South Carolina prison riot video shows bodies on the blood-spattered floor after seven killed in brawl
Graphic footage has emerged of the aftermath of the prison riot in South Carolina as bodies litter the floor in pools of blood
Graphic footage has emerged of the aftermath of the prison riot in South Carolina as bodies litter the floor in pools of blood
GRUESOME footage has emerged of the blood-soaked aftermath of the gang-related violence which erupted in a South Carolina jail and left seven lags dead.
Prisoners at one of America's most notorious jails ran riot for eight hours in the worst prison disturbance the United States has seen since 1993.
Along with those brutally slaughtered, another 17 inmates were wounded in the violence that was eventually brought under control at around 3am on Monday morning at the Lee Correctional Institution in Bishopville.
Shocking footage of the slaughter has now emerged which shows bodies littering the floor with blood covering the floor and walls.

#### Written request:
Repeat word for word the part of the prison riot article starting with "Prisoners at one" and going on through "floor and walls.".

#### Extracted records:
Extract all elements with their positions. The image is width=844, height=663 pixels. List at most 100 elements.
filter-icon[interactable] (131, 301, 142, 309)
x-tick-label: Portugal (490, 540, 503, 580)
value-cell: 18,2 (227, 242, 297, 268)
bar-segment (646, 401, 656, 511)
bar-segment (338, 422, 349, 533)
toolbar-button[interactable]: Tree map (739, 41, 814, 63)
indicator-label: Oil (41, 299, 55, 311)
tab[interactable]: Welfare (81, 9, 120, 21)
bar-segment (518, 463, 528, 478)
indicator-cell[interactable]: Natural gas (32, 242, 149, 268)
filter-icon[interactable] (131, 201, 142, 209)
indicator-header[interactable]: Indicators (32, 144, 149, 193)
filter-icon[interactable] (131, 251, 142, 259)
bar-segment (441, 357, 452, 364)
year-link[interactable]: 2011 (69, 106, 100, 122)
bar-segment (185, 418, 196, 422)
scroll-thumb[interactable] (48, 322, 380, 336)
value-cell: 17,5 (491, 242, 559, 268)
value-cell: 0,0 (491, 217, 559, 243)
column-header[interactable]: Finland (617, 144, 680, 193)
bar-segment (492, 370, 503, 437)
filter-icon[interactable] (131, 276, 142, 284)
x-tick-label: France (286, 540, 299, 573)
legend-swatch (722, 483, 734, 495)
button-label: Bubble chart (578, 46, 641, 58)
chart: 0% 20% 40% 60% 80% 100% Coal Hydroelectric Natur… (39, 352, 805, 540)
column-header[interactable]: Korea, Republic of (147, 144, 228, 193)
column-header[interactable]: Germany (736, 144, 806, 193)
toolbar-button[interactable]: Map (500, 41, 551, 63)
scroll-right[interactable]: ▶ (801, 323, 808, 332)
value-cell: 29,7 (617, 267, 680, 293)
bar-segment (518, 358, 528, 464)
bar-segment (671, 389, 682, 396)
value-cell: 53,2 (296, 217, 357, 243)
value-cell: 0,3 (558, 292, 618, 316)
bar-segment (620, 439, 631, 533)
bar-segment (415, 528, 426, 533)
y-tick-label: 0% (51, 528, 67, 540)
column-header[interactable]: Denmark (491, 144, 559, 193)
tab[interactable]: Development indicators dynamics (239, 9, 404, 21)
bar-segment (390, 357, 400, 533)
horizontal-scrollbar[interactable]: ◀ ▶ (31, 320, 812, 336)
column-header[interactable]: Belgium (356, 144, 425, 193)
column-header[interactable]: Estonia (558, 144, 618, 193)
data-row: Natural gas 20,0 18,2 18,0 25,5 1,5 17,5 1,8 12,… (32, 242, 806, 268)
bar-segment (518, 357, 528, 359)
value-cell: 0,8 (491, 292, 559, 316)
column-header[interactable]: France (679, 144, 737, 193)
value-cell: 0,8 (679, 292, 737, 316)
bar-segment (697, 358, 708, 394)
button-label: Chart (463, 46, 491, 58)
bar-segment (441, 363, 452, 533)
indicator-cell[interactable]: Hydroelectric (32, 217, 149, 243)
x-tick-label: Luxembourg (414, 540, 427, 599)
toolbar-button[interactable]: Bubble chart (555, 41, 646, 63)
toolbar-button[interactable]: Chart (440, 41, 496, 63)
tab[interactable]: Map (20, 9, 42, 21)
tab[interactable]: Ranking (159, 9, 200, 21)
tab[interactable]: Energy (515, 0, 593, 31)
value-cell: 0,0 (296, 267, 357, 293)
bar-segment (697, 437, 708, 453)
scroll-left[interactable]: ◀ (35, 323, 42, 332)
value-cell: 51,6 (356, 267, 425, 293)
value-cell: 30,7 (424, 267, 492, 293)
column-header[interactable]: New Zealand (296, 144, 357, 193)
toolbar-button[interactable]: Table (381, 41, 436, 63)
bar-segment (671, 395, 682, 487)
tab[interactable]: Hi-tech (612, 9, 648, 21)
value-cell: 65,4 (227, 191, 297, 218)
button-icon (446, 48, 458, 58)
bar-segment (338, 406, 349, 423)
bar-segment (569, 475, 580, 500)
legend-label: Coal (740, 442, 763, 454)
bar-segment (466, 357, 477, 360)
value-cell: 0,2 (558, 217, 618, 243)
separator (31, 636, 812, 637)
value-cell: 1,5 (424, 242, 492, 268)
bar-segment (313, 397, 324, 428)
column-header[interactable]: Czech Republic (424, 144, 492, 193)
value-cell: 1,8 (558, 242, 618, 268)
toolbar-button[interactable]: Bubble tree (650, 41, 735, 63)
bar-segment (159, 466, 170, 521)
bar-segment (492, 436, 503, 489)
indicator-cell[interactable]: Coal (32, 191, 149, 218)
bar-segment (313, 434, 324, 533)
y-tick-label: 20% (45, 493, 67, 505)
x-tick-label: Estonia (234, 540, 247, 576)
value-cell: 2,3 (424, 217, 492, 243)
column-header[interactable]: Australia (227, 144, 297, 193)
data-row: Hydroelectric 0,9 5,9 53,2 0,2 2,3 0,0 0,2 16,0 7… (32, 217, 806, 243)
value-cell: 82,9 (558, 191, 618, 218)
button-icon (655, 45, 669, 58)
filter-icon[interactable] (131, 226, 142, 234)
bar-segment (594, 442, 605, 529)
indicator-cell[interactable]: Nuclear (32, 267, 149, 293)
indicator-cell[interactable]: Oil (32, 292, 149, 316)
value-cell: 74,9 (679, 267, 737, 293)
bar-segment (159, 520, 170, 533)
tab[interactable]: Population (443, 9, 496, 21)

---

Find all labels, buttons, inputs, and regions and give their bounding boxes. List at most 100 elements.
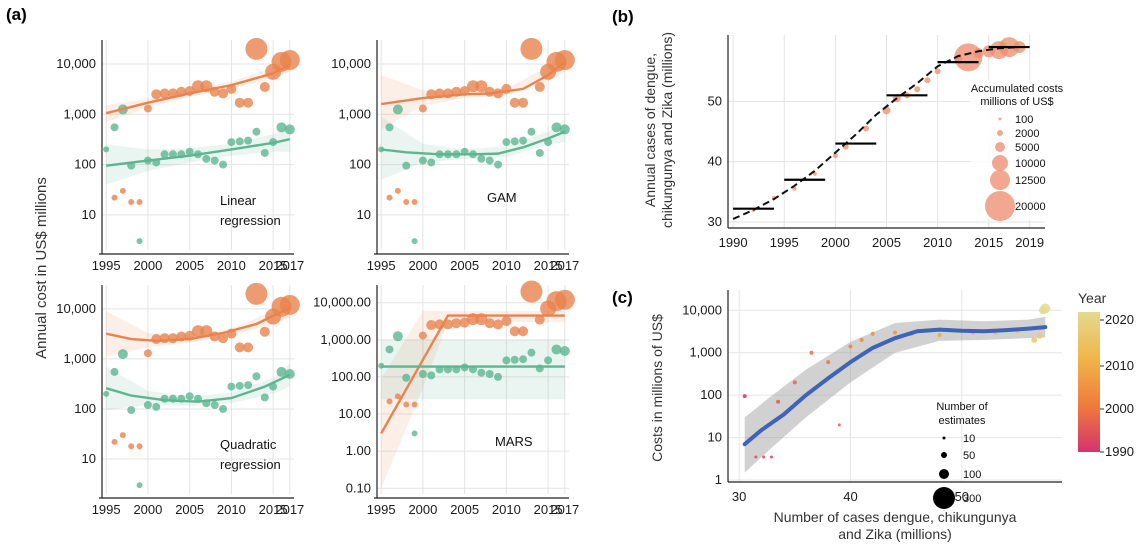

#### Solution for this problem:
Prisoners at one of America's most notorious jails ran riot for eight hours in the worst prison disturbance the United States has seen since 1993.
Along with those brutally slaughtered, another 17 inmates were wounded in the violence that was eventually brought under control at around 3am on Monday morning at the Lee Correctional Institution in Bishopville.
Shocking footage of the slaughter has now emerged which shows bodies littering the floor with blood covering the floor and walls.